BEGIN Dataset entries

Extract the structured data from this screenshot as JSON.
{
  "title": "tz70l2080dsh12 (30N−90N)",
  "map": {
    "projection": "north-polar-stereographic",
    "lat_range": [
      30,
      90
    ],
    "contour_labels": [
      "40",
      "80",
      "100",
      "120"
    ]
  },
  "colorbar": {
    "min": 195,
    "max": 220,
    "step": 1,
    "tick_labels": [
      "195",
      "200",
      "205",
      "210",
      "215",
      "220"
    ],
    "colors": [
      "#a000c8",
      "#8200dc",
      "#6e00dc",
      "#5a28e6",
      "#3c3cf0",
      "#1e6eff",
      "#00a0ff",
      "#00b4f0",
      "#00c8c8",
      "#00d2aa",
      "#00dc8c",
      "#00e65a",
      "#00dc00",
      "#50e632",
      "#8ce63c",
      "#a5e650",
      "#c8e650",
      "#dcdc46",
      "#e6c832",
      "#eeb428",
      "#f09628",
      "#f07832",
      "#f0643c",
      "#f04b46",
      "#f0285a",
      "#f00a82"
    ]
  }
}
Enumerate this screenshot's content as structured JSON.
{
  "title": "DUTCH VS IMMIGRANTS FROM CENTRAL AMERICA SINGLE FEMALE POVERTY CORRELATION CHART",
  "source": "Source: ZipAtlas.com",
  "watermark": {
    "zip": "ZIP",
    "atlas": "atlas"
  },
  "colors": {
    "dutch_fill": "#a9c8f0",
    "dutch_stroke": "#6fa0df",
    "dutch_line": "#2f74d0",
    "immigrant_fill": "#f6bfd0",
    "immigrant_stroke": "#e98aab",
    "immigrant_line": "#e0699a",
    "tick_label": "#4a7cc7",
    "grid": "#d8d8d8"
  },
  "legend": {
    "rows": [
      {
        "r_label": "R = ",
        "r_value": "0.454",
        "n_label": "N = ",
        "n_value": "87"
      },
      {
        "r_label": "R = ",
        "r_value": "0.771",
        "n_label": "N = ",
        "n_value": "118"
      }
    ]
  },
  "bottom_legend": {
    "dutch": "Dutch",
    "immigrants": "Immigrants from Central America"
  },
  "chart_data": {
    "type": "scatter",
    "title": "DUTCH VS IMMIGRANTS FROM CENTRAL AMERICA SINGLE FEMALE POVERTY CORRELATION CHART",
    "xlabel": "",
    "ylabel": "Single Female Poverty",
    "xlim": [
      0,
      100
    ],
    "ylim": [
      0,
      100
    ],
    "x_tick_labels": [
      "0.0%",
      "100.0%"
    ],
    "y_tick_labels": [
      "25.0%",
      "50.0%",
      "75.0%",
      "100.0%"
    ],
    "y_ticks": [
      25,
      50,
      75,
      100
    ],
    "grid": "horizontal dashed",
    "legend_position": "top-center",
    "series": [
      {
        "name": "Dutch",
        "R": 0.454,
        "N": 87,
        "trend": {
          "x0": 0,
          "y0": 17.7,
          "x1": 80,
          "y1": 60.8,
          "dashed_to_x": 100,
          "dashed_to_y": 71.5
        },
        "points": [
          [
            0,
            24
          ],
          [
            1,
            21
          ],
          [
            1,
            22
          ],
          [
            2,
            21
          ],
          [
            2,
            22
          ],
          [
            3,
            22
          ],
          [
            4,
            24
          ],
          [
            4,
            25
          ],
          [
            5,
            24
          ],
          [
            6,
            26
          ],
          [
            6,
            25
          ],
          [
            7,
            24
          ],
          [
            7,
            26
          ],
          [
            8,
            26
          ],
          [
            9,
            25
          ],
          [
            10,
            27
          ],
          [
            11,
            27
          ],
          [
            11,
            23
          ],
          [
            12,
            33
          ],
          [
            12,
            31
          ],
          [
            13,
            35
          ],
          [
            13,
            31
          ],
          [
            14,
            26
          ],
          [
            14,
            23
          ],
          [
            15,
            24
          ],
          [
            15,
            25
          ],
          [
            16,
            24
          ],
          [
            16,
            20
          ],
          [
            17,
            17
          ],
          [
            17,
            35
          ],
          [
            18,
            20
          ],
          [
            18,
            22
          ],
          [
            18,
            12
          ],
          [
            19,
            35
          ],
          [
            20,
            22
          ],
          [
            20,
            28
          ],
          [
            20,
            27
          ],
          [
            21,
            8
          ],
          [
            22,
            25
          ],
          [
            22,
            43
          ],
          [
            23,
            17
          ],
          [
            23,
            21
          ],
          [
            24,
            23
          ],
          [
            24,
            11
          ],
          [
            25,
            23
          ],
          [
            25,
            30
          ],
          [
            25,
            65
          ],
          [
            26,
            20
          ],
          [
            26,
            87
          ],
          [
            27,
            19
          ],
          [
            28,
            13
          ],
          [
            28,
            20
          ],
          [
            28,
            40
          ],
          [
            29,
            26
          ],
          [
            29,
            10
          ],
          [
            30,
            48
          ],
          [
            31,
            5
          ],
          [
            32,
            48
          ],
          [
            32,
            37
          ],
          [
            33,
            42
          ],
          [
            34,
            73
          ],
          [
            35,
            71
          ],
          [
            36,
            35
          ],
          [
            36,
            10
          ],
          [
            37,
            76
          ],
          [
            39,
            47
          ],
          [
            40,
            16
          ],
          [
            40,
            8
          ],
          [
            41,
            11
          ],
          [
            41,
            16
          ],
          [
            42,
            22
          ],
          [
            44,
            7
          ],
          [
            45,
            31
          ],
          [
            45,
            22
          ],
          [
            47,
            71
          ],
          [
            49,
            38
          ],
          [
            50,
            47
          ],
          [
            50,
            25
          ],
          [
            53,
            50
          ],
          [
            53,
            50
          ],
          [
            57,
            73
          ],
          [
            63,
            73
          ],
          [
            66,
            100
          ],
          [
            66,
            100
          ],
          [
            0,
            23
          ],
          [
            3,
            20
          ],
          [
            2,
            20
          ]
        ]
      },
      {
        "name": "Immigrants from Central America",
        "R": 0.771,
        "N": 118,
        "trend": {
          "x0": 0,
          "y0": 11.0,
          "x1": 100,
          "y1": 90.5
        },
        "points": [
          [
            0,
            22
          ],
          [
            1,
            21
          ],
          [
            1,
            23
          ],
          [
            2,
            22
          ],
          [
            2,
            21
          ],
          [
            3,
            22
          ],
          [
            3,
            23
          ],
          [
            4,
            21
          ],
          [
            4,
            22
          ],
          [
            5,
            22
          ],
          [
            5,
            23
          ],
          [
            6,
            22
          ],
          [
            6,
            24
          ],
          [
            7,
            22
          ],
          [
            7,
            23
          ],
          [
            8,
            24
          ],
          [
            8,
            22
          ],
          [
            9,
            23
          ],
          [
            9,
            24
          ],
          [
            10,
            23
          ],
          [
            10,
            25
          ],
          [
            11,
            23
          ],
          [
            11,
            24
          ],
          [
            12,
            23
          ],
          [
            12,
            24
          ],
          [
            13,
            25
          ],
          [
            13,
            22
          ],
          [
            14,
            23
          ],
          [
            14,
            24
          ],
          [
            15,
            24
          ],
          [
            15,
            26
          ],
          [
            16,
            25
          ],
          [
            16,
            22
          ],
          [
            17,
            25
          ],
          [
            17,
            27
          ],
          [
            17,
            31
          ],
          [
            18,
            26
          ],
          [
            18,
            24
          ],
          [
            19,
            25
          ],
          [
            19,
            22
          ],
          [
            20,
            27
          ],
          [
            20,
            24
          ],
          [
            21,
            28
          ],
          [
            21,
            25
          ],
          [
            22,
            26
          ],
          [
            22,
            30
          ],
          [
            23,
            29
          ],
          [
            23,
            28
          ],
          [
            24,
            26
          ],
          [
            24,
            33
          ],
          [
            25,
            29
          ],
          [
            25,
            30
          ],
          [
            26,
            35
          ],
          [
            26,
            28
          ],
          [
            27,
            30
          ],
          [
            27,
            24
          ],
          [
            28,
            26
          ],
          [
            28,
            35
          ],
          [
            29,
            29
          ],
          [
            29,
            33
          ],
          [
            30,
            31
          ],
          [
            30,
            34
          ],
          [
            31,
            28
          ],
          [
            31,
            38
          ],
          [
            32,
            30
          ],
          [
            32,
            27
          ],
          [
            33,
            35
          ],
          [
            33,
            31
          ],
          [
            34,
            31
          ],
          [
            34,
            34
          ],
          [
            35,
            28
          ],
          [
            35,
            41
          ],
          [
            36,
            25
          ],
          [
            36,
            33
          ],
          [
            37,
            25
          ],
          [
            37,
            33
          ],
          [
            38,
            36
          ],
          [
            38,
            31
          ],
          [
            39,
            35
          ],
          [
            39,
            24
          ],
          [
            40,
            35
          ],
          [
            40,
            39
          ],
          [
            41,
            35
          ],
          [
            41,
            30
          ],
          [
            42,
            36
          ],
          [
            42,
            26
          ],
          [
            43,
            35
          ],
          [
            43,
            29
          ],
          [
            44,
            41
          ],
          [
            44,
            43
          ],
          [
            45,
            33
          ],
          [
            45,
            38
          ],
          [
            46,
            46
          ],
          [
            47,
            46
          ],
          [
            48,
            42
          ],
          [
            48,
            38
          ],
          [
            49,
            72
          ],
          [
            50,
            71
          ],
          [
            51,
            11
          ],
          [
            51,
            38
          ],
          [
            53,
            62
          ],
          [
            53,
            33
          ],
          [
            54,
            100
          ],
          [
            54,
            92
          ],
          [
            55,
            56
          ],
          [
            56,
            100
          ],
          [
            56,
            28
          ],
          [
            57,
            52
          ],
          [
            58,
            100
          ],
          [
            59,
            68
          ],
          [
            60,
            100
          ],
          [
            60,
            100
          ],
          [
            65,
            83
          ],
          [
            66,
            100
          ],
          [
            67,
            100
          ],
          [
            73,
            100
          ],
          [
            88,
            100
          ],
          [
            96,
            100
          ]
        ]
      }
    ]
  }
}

END Dataset entries

Written request – From the entries above, copy every line that holds the word "title".

Task solution –
  "title": "tz70l2080dsh12 (30N−90N)",
  "title": "DUTCH VS IMMIGRANTS FROM CENTRAL AMERICA SINGLE FEMALE POVERTY CORRELATION CHART",
    "title": "DUTCH VS IMMIGRANTS FROM CENTRAL AMERICA SINGLE FEMALE POVERTY CORRELATION CHART",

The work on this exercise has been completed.